(Dataset rows about figures)
╭──

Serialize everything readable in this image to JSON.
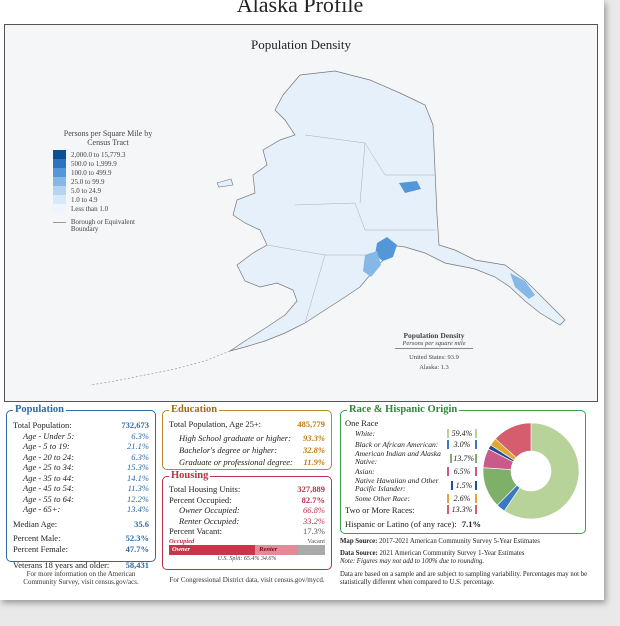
{
  "title": "Alaska Profile",
  "map": {
    "title": "Population Density",
    "legend_title": "Persons per Square Mile by Census Tract",
    "legend": [
      {
        "label": "2,000.0 to 15,779.3",
        "color": "#0d4f94"
      },
      {
        "label": "500.0 to 1,999.9",
        "color": "#2c74bf"
      },
      {
        "label": "100.0 to 499.9",
        "color": "#5497d8"
      },
      {
        "label": "25.0 to 99.9",
        "color": "#85b8e6"
      },
      {
        "label": "5.0 to 24.9",
        "color": "#b4d4f1"
      },
      {
        "label": "1.0 to 4.9",
        "color": "#d7e8f8"
      },
      {
        "label": "Less than 1.0",
        "color": "#eef5fc"
      }
    ],
    "boundary_label": "Borough or Equivalent Boundary",
    "density_box": {
      "title": "Population Density",
      "subtitle": "Persons per square mile",
      "us": "United States: 93.9",
      "ak": "Alaska: 1.3"
    }
  },
  "population": {
    "header": "Population",
    "total_label": "Total Population:",
    "total": "732,673",
    "ages": [
      {
        "label": "Age - Under 5:",
        "value": "6.3%"
      },
      {
        "label": "Age - 5 to 19:",
        "value": "21.1%"
      },
      {
        "label": "Age - 20 to 24:",
        "value": "6.3%"
      },
      {
        "label": "Age - 25 to 34:",
        "value": "15.3%"
      },
      {
        "label": "Age - 35 to 44:",
        "value": "14.1%"
      },
      {
        "label": "Age - 45 to 54:",
        "value": "11.3%"
      },
      {
        "label": "Age - 55 to 64:",
        "value": "12.2%"
      },
      {
        "label": "Age - 65+:",
        "value": "13.4%"
      }
    ],
    "median_label": "Median Age:",
    "median": "35.6",
    "male_label": "Percent Male:",
    "male": "52.3%",
    "female_label": "Percent Female:",
    "female": "47.7%",
    "vets_label": "Veterans 18 years and older:",
    "vets": "58,431"
  },
  "education": {
    "header": "Education",
    "total_label": "Total Population, Age 25+:",
    "total": "485,779",
    "rows": [
      {
        "label": "High School graduate or higher:",
        "value": "93.3%"
      },
      {
        "label": "Bachelor's degree or higher:",
        "value": "32.8%"
      },
      {
        "label": "Graduate or professional degree:",
        "value": "11.9%"
      }
    ]
  },
  "housing": {
    "header": "Housing",
    "units_label": "Total Housing Units:",
    "units": "327,889",
    "occupied_label": "Percent Occupied:",
    "occupied": "82.7%",
    "owner_label": "Owner Occupied:",
    "owner": "66.8%",
    "renter_label": "Renter Occupied:",
    "renter": "33.2%",
    "vacant_label": "Percent Vacant:",
    "vacant": "17.3%",
    "bar_occupied": "Occupied",
    "bar_vacant": "Vacant",
    "bar_owner": "Owner",
    "bar_renter": "Renter",
    "split_label": "U.S. Split: 65.4%",
    "split_renter": "34.6%",
    "occupied_fraction": 0.827,
    "owner_fraction": 0.668
  },
  "race": {
    "header": "Race & Hispanic Origin",
    "one_race": "One Race",
    "rows": [
      {
        "label": "White:",
        "value": "59.4%",
        "color": "#b7d39a",
        "frac": 0.594
      },
      {
        "label": "Black or African American:",
        "value": "3.0%",
        "color": "#3a78c2",
        "frac": 0.03
      },
      {
        "label": "American Indian and Alaska Native:",
        "value": "13.7%",
        "color": "#7fb069",
        "frac": 0.137
      },
      {
        "label": "Asian:",
        "value": "6.5%",
        "color": "#c95a8a",
        "frac": 0.065
      },
      {
        "label": "Native Hawaiian and Other Pacific Islander:",
        "value": "1.5%",
        "color": "#1f4e96",
        "frac": 0.015
      },
      {
        "label": "Some Other Race:",
        "value": "2.6%",
        "color": "#e0a82e",
        "frac": 0.026
      },
      {
        "label": "Two or More Races:",
        "value": "13.3%",
        "color": "#d45e6e",
        "frac": 0.133
      }
    ],
    "hispanic_label": "Hispanic or Latino (of any race):",
    "hispanic": "7.1%"
  },
  "sources": {
    "map_label": "Map Source:",
    "map": "2017-2021 American Community Survey 5-Year Estimates",
    "data_label": "Data Source:",
    "data": "2021 American Community Survey 1-Year Estimates",
    "note": "Note: Figures may not add to 100% due to rounding.",
    "disclaimer": "Data are based on a sample and are subject to sampling variability. Percentages may not be statistically different when compared to U.S. percentage."
  },
  "footer": {
    "left_1": "For more information on the American",
    "left_2": "Community Survey, visit census.gov/acs.",
    "mid": "For Congressional District data, visit census.gov/mycd."
  }
}
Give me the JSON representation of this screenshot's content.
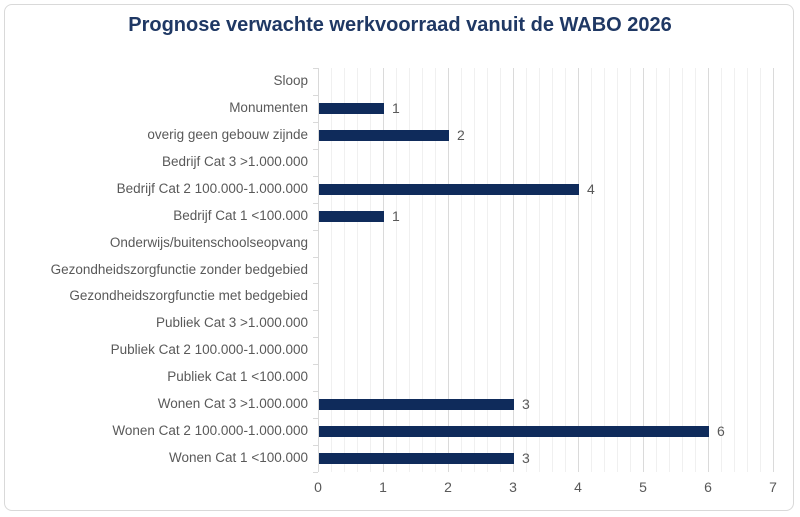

╰──

Gather each line from the entries above that includes the word "degree".

        "label": "Bachelor's degree or higher:",
        "label": "Graduate or professional degree:",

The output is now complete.